╔══

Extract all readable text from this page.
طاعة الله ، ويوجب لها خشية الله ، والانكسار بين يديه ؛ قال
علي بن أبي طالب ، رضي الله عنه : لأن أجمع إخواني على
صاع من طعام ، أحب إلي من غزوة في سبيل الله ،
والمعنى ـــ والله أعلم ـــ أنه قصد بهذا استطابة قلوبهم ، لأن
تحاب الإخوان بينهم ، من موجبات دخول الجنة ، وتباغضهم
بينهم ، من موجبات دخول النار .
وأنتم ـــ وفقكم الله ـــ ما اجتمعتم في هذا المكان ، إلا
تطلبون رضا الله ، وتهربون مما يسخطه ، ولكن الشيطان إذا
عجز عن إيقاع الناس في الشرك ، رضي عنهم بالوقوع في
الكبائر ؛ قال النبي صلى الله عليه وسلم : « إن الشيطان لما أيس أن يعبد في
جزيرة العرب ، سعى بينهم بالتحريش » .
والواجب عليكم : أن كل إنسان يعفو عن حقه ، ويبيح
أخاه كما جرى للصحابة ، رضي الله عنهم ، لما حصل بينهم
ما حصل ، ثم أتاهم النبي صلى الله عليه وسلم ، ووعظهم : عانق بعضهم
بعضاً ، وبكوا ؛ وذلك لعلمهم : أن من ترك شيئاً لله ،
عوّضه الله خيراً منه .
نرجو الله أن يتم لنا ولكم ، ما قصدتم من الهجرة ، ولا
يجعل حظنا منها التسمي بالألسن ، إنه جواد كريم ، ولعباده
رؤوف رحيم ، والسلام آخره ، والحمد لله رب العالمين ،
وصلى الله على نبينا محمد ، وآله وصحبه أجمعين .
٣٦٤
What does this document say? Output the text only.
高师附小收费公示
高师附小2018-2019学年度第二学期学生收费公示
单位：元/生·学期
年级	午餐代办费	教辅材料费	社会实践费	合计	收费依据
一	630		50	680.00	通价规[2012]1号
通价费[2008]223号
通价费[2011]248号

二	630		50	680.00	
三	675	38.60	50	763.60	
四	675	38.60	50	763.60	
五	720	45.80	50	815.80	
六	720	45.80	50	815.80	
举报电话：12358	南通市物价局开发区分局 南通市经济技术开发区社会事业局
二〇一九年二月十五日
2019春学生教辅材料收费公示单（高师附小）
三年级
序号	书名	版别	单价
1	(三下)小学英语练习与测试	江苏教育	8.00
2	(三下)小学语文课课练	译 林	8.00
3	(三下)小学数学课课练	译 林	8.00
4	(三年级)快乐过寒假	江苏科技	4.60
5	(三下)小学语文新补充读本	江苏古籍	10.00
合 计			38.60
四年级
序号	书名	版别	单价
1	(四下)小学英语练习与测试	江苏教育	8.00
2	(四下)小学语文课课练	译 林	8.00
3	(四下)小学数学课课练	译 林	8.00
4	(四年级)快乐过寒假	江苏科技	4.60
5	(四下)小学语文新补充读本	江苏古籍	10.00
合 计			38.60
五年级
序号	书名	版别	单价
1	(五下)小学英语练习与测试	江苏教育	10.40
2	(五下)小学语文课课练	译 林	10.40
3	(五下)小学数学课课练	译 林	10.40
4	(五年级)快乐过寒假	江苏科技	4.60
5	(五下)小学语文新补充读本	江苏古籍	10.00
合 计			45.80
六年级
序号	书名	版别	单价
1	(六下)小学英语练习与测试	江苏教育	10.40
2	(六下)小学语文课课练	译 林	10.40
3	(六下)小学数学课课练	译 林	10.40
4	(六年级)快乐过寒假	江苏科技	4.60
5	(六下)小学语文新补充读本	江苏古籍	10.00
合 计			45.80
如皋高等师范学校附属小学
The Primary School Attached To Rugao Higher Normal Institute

╚══

All of the entries must be quoted exactly; please include each one.

> [EXPECTED ANSWER]:
Extract all readable text from this page.
طاعة الله ، ويوجب لها خشية الله ، والانكسار بين يديه ؛ قال
علي بن أبي طالب ، رضي الله عنه : لأن أجمع إخواني على
صاع من طعام ، أحب إلي من غزوة في سبيل الله ،
والمعنى ـــ والله أعلم ـــ أنه قصد بهذا استطابة قلوبهم ، لأن
تحاب الإخوان بينهم ، من موجبات دخول الجنة ، وتباغضهم
بينهم ، من موجبات دخول النار .
وأنتم ـــ وفقكم الله ـــ ما اجتمعتم في هذا المكان ، إلا
تطلبون رضا الله ، وتهربون مما يسخطه ، ولكن الشيطان إذا
عجز عن إيقاع الناس في الشرك ، رضي عنهم بالوقوع في
الكبائر ؛ قال النبي صلى الله عليه وسلم : « إن الشيطان لما أيس أن يعبد في
جزيرة العرب ، سعى بينهم بالتحريش » .
والواجب عليكم : أن كل إنسان يعفو عن حقه ، ويبيح
أخاه كما جرى للصحابة ، رضي الله عنهم ، لما حصل بينهم
ما حصل ، ثم أتاهم النبي صلى الله عليه وسلم ، ووعظهم : عانق بعضهم
بعضاً ، وبكوا ؛ وذلك لعلمهم : أن من ترك شيئاً لله ،
عوّضه الله خيراً منه .
نرجو الله أن يتم لنا ولكم ، ما قصدتم من الهجرة ، ولا
يجعل حظنا منها التسمي بالألسن ، إنه جواد كريم ، ولعباده
رؤوف رحيم ، والسلام آخره ، والحمد لله رب العالمين ،
وصلى الله على نبينا محمد ، وآله وصحبه أجمعين .
٣٦٤
What does this document say? Output the text only.
高师附小收费公示
高师附小2018-2019学年度第二学期学生收费公示
单位：元/生·学期
年级	午餐代办费	教辅材料费	社会实践费	合计	收费依据
一	630		50	680.00	通价规[2012]1号
通价费[2008]223号
通价费[2011]248号

二	630		50	680.00	
三	675	38.60	50	763.60	
四	675	38.60	50	763.60	
五	720	45.80	50	815.80	
六	720	45.80	50	815.80	
举报电话：12358	南通市物价局开发区分局 南通市经济技术开发区社会事业局
二〇一九年二月十五日
2019春学生教辅材料收费公示单（高师附小）
三年级
序号	书名	版别	单价
1	(三下)小学英语练习与测试	江苏教育	8.00
2	(三下)小学语文课课练	译 林	8.00
3	(三下)小学数学课课练	译 林	8.00
4	(三年级)快乐过寒假	江苏科技	4.60
5	(三下)小学语文新补充读本	江苏古籍	10.00
合 计			38.60
四年级
序号	书名	版别	单价
1	(四下)小学英语练习与测试	江苏教育	8.00
2	(四下)小学语文课课练	译 林	8.00
3	(四下)小学数学课课练	译 林	8.00
4	(四年级)快乐过寒假	江苏科技	4.60
5	(四下)小学语文新补充读本	江苏古籍	10.00
合 计			38.60
五年级
序号	书名	版别	单价
1	(五下)小学英语练习与测试	江苏教育	10.40
2	(五下)小学语文课课练	译 林	10.40
3	(五下)小学数学课课练	译 林	10.40
4	(五年级)快乐过寒假	江苏科技	4.60
5	(五下)小学语文新补充读本	江苏古籍	10.00
合 计			45.80
六年级
序号	书名	版别	单价
1	(六下)小学英语练习与测试	江苏教育	10.40
2	(六下)小学语文课课练	译 林	10.40
3	(六下)小学数学课课练	译 林	10.40
4	(六年级)快乐过寒假	江苏科技	4.60
5	(六下)小学语文新补充读本	江苏古籍	10.00
合 计			45.80
如皋高等师范学校附属小学
The Primary School Attached To Rugao Higher Normal Institute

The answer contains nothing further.